WHAT IS NEEDED
Count every line where "الفتنة" occurs. Give the total alone.

RECORD LIST
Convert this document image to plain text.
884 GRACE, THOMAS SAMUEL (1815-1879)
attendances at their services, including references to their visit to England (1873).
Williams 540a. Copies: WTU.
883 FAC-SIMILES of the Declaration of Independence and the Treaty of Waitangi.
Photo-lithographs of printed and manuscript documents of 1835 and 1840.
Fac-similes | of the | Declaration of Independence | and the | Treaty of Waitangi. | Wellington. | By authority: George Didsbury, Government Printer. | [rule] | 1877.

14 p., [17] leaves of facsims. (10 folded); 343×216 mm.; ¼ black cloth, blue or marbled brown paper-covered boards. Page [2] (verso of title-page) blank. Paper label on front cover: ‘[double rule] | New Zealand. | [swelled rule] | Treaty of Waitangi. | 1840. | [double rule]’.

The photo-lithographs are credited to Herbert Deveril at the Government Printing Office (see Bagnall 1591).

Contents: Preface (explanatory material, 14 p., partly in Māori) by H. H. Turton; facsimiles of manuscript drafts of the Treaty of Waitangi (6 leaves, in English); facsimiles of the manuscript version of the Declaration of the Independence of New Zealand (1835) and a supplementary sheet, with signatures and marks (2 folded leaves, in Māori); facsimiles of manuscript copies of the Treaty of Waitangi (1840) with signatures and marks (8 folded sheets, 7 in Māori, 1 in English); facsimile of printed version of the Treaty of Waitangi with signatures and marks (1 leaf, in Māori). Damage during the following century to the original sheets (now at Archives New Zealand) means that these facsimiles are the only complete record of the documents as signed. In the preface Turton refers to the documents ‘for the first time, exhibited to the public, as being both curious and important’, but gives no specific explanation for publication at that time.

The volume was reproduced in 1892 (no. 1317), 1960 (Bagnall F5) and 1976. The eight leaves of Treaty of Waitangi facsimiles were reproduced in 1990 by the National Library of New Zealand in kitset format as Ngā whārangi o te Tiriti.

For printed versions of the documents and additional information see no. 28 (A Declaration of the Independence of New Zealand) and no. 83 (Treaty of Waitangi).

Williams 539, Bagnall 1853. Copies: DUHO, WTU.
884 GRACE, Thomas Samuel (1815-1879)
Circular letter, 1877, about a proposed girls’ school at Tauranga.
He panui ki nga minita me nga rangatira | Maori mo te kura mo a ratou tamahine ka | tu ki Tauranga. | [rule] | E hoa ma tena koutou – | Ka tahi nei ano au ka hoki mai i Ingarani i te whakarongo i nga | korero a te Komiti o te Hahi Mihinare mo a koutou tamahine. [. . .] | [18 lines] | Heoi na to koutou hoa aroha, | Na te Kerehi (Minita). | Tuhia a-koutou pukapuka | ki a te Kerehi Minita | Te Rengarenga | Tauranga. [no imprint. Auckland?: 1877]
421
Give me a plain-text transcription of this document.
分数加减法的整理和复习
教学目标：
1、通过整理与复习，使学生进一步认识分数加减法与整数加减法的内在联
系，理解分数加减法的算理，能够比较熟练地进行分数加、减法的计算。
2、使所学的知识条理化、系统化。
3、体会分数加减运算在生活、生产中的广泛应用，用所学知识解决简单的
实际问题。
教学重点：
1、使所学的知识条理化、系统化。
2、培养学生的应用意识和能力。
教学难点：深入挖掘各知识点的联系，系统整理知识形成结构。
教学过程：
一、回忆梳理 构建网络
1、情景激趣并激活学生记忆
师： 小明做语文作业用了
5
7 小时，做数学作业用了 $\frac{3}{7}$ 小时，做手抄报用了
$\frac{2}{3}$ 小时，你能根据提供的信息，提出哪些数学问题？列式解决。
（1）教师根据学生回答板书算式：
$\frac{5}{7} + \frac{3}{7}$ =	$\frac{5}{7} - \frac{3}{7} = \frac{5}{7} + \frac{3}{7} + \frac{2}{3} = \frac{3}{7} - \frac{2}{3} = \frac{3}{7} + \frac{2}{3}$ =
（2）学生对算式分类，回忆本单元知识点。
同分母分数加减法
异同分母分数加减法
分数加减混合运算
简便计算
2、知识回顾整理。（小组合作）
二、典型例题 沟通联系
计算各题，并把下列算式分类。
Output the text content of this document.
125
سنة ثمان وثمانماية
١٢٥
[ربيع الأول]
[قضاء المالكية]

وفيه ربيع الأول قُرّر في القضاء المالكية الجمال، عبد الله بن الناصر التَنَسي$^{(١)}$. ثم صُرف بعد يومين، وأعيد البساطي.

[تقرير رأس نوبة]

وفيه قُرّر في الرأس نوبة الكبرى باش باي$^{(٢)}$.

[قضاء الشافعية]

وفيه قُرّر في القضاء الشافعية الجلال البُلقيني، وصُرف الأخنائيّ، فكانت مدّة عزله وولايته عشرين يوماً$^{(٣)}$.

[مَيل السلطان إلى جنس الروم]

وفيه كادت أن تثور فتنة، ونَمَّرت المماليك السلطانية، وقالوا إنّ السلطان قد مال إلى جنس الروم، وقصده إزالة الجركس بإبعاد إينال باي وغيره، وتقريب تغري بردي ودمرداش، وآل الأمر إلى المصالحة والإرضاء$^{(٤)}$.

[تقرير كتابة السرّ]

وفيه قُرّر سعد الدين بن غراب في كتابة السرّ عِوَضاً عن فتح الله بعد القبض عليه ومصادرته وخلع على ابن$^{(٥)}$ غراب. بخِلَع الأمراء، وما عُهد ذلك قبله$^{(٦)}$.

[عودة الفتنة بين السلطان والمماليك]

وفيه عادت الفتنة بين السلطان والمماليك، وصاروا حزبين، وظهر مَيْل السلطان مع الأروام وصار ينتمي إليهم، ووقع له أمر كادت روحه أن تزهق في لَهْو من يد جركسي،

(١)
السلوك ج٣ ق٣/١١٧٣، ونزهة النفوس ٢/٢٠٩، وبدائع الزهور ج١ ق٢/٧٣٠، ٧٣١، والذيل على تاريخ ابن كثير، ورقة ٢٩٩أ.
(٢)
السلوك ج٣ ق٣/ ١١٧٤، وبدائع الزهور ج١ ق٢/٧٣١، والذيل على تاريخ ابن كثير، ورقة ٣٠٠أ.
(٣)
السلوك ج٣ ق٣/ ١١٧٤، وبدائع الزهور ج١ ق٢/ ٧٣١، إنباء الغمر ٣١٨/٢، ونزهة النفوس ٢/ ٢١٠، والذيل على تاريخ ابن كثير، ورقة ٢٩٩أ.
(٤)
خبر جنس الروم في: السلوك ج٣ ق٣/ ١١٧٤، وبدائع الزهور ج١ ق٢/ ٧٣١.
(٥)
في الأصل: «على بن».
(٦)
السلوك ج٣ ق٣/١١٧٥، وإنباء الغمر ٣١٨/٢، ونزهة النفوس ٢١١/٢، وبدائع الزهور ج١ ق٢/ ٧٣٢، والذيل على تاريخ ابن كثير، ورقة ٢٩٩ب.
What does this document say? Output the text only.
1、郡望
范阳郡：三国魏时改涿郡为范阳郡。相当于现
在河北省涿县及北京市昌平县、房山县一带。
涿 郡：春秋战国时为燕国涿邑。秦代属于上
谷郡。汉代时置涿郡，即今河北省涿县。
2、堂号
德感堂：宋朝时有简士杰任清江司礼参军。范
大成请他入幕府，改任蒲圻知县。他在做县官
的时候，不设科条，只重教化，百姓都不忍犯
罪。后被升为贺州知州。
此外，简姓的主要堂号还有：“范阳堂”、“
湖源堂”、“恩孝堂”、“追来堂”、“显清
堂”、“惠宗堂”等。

CORRECT RESPONSE
2